§ Task description
Copy out the listing below, putting "callout" wherever "annotation" appears and changing nothing else.

-------------------------

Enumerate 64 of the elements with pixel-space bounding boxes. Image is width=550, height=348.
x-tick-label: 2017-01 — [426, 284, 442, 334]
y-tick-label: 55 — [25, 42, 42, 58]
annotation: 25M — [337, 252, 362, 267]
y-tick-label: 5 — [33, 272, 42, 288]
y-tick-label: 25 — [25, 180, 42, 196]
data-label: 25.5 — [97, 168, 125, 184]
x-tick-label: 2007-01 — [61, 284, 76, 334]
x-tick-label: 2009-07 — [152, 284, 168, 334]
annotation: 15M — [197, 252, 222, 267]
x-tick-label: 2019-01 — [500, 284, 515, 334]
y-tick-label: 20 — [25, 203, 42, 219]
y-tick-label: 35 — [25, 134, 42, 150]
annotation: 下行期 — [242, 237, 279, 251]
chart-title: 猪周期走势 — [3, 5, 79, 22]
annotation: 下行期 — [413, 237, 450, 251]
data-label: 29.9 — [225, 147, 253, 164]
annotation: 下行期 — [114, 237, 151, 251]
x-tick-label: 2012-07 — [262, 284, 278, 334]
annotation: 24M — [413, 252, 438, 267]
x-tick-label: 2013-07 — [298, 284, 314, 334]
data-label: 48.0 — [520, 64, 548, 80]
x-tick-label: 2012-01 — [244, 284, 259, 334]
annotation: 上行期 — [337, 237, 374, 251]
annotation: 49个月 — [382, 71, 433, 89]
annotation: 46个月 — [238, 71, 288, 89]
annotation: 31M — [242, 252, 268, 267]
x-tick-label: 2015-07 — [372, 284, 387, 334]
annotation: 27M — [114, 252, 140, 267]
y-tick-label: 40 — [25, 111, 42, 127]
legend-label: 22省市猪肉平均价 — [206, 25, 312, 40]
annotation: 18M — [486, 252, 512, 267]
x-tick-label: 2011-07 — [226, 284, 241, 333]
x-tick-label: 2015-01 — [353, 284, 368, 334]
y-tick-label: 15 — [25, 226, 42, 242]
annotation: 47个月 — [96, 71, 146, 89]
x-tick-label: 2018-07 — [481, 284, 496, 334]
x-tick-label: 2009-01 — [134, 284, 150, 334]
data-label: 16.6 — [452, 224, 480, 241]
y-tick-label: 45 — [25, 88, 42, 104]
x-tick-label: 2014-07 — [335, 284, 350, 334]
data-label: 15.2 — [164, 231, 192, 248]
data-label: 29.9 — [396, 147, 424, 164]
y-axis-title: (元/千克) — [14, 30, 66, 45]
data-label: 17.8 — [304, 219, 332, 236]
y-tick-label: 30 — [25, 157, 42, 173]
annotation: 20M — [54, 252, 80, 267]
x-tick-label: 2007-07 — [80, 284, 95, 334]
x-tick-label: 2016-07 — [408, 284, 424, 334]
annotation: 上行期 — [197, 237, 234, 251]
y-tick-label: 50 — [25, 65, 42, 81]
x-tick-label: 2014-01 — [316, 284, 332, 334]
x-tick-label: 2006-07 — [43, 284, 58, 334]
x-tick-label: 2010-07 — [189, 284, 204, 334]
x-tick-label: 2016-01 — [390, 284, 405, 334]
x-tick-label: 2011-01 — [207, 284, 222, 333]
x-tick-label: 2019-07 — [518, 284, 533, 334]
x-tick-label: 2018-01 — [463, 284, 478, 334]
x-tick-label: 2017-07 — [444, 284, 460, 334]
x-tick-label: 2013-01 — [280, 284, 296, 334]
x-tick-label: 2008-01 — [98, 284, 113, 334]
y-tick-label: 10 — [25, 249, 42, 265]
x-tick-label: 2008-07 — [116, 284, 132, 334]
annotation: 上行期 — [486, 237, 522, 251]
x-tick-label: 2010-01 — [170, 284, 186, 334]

-------------------------

§ Exercise result
Enumerate 64 of the elements with pixel-space bounding boxes. Image is width=550, height=348.
x-tick-label: 2017-01 — [426, 284, 442, 334]
y-tick-label: 55 — [25, 42, 42, 58]
callout: 25M — [337, 252, 362, 267]
y-tick-label: 5 — [33, 272, 42, 288]
y-tick-label: 25 — [25, 180, 42, 196]
data-label: 25.5 — [97, 168, 125, 184]
x-tick-label: 2007-01 — [61, 284, 76, 334]
x-tick-label: 2009-07 — [152, 284, 168, 334]
callout: 15M — [197, 252, 222, 267]
x-tick-label: 2019-01 — [500, 284, 515, 334]
y-tick-label: 20 — [25, 203, 42, 219]
y-tick-label: 35 — [25, 134, 42, 150]
callout: 下行期 — [242, 237, 279, 251]
chart-title: 猪周期走势 — [3, 5, 79, 22]
callout: 下行期 — [413, 237, 450, 251]
data-label: 29.9 — [225, 147, 253, 164]
callout: 下行期 — [114, 237, 151, 251]
x-tick-label: 2012-07 — [262, 284, 278, 334]
callout: 24M — [413, 252, 438, 267]
x-tick-label: 2013-07 — [298, 284, 314, 334]
data-label: 48.0 — [520, 64, 548, 80]
x-tick-label: 2012-01 — [244, 284, 259, 334]
callout: 上行期 — [337, 237, 374, 251]
callout: 49个月 — [382, 71, 433, 89]
callout: 46个月 — [238, 71, 288, 89]
callout: 31M — [242, 252, 268, 267]
x-tick-label: 2015-07 — [372, 284, 387, 334]
callout: 27M — [114, 252, 140, 267]
y-tick-label: 40 — [25, 111, 42, 127]
legend-label: 22省市猪肉平均价 — [206, 25, 312, 40]
callout: 18M — [486, 252, 512, 267]
x-tick-label: 2011-07 — [226, 284, 241, 333]
x-tick-label: 2015-01 — [353, 284, 368, 334]
y-tick-label: 15 — [25, 226, 42, 242]
callout: 47个月 — [96, 71, 146, 89]
x-tick-label: 2018-07 — [481, 284, 496, 334]
x-tick-label: 2009-01 — [134, 284, 150, 334]
data-label: 16.6 — [452, 224, 480, 241]
y-tick-label: 45 — [25, 88, 42, 104]
x-tick-label: 2014-07 — [335, 284, 350, 334]
data-label: 15.2 — [164, 231, 192, 248]
data-label: 29.9 — [396, 147, 424, 164]
y-axis-title: (元/千克) — [14, 30, 66, 45]
data-label: 17.8 — [304, 219, 332, 236]
y-tick-label: 30 — [25, 157, 42, 173]
callout: 20M — [54, 252, 80, 267]
x-tick-label: 2007-07 — [80, 284, 95, 334]
x-tick-label: 2016-07 — [408, 284, 424, 334]
callout: 上行期 — [197, 237, 234, 251]
y-tick-label: 50 — [25, 65, 42, 81]
x-tick-label: 2014-01 — [316, 284, 332, 334]
x-tick-label: 2006-07 — [43, 284, 58, 334]
x-tick-label: 2010-07 — [189, 284, 204, 334]
x-tick-label: 2016-01 — [390, 284, 405, 334]
x-tick-label: 2011-01 — [207, 284, 222, 333]
x-tick-label: 2019-07 — [518, 284, 533, 334]
x-tick-label: 2018-01 — [463, 284, 478, 334]
x-tick-label: 2017-07 — [444, 284, 460, 334]
x-tick-label: 2013-01 — [280, 284, 296, 334]
x-tick-label: 2008-01 — [98, 284, 113, 334]
y-tick-label: 10 — [25, 249, 42, 265]
x-tick-label: 2008-07 — [116, 284, 132, 334]
callout: 上行期 — [486, 237, 522, 251]
x-tick-label: 2010-01 — [170, 284, 186, 334]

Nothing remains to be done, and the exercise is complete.